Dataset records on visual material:
▼
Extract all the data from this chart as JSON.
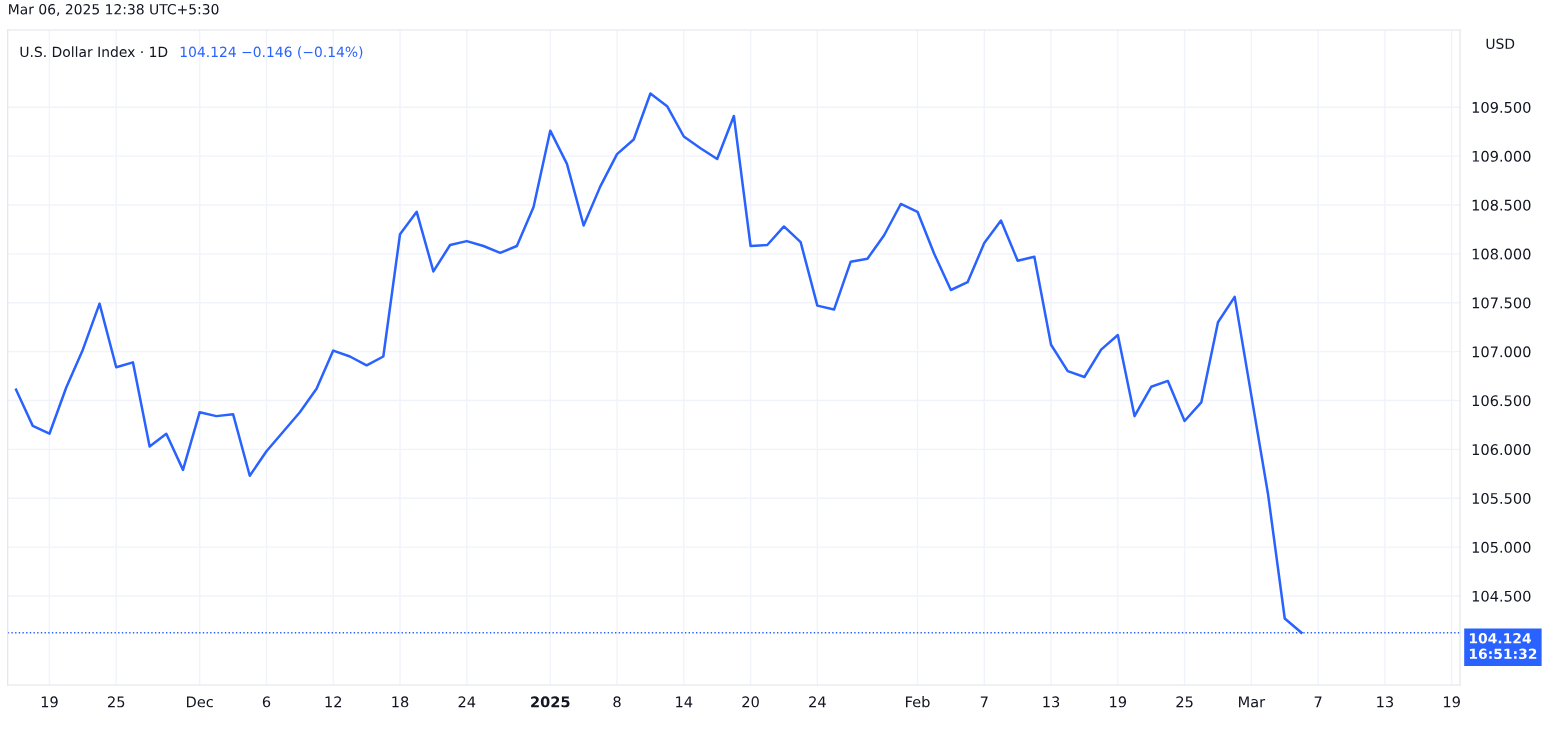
{
  "chart_data": {
    "type": "line",
    "title": "U.S. Dollar Index · 1D",
    "subtitle": "104.124 −0.146 (−0.14%)",
    "annotations": [
      "Mar 06, 2025 12:38 UTC+5:30",
      "USD"
    ],
    "categories": [
      null,
      null,
      "19",
      null,
      null,
      null,
      "25",
      null,
      null,
      null,
      null,
      "Dec",
      null,
      null,
      null,
      "6",
      null,
      null,
      null,
      "12",
      null,
      null,
      null,
      "18",
      null,
      null,
      null,
      "24",
      null,
      null,
      null,
      null,
      "2025",
      null,
      null,
      null,
      "8",
      null,
      null,
      null,
      "14",
      null,
      null,
      null,
      "20",
      null,
      null,
      null,
      "24",
      null,
      null,
      null,
      null,
      null,
      "Feb",
      null,
      null,
      null,
      "7",
      null,
      null,
      null,
      "13",
      null,
      null,
      null,
      "19",
      null,
      null,
      null,
      "25",
      null,
      null,
      null,
      "Mar",
      null,
      null,
      null,
      "7",
      null,
      null,
      null,
      "13",
      null,
      null,
      null,
      "19"
    ],
    "series": [
      {
        "color": "#2962ff",
        "values": [
          106.61,
          106.24,
          106.16,
          106.63,
          107.02,
          107.49,
          106.84,
          106.89,
          106.03,
          106.16,
          105.79,
          106.38,
          106.34,
          106.36,
          105.73,
          105.98,
          106.18,
          106.38,
          106.62,
          107.01,
          106.95,
          106.86,
          106.95,
          108.2,
          108.43,
          107.82,
          108.09,
          108.13,
          108.08,
          108.01,
          108.08,
          108.48,
          109.26,
          108.92,
          108.29,
          108.69,
          109.02,
          109.17,
          109.64,
          109.51,
          109.2,
          109.08,
          108.97,
          109.41,
          108.08,
          108.09,
          108.28,
          108.12,
          107.47,
          107.43,
          107.92,
          107.95,
          108.19,
          108.51,
          108.43,
          108.0,
          107.63,
          107.71,
          108.11,
          108.34,
          107.93,
          107.97,
          107.07,
          106.8,
          106.74,
          107.02,
          107.17,
          106.34,
          106.64,
          106.7,
          106.29,
          106.48,
          107.3,
          107.56,
          106.55,
          105.54,
          104.27,
          104.124,
          null,
          null,
          null,
          null,
          null,
          null,
          null,
          null,
          null
        ]
      }
    ],
    "ylim": [
      103.59,
      110.29
    ],
    "yticks": [
      {
        "value": 104.5,
        "label": "104.500"
      },
      {
        "value": 105,
        "label": "105.000"
      },
      {
        "value": 105.5,
        "label": "105.500"
      },
      {
        "value": 106,
        "label": "106.000"
      },
      {
        "value": 106.5,
        "label": "106.500"
      },
      {
        "value": 107,
        "label": "107.000"
      },
      {
        "value": 107.5,
        "label": "107.500"
      },
      {
        "value": 108,
        "label": "108.000"
      },
      {
        "value": 108.5,
        "label": "108.500"
      },
      {
        "value": 109,
        "label": "109.000"
      },
      {
        "value": 109.5,
        "label": "109.500"
      }
    ],
    "ref_lines": [
      {
        "axis": "y",
        "value": 104.124,
        "label": "104.124\n16:51:32",
        "color": "#2962ff",
        "line_style": "dotted"
      }
    ],
    "grid": true,
    "legend": false,
    "marker": "none",
    "line_style": "solid"
  }
}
▲
WHAT YOU ARE ASKED TO DO: Only lines with "label" are wanted here; list each of them.

THE SOLUTION:
        "label": "104.500"
        "label": "105.000"
        "label": "105.500"
        "label": "106.000"
        "label": "106.500"
        "label": "107.000"
        "label": "107.500"
        "label": "108.000"
        "label": "108.500"
        "label": "109.000"
        "label": "109.500"
        "label": "104.124\n16:51:32",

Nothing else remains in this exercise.